**PROBLEM TO WORK ON:**
Pick out all lines of the entries that include the word "icon" and copy them.

**MATERIAL PROVIDED:**
..........
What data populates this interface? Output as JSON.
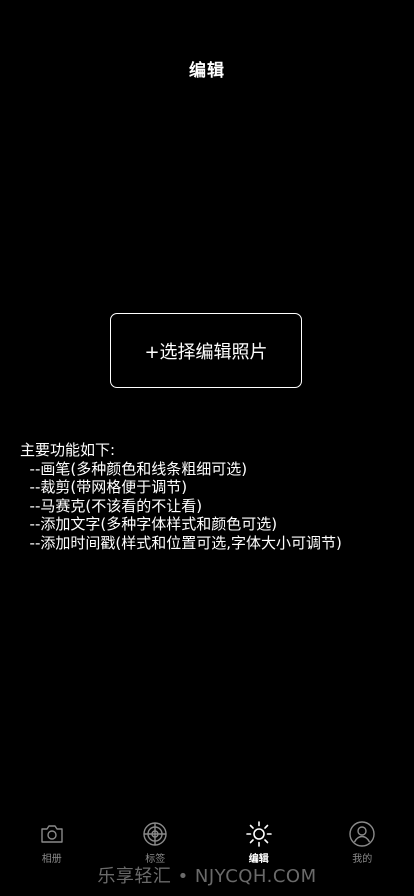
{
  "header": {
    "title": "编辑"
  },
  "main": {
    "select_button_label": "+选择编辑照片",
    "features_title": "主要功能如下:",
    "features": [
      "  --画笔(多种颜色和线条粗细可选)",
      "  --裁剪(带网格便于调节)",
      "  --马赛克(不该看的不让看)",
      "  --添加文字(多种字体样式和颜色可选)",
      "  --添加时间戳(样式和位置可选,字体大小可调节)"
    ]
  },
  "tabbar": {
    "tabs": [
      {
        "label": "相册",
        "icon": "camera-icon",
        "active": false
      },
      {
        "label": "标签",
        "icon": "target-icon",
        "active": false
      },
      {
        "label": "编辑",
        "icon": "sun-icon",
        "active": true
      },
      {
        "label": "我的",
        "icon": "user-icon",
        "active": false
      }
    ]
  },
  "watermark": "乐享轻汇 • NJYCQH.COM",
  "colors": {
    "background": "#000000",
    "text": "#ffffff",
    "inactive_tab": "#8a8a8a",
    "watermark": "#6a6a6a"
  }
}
..........
**WRITTEN SOLUTION:**
        "icon": "camera-icon",
        "icon": "target-icon",
        "icon": "sun-icon",
        "icon": "user-icon",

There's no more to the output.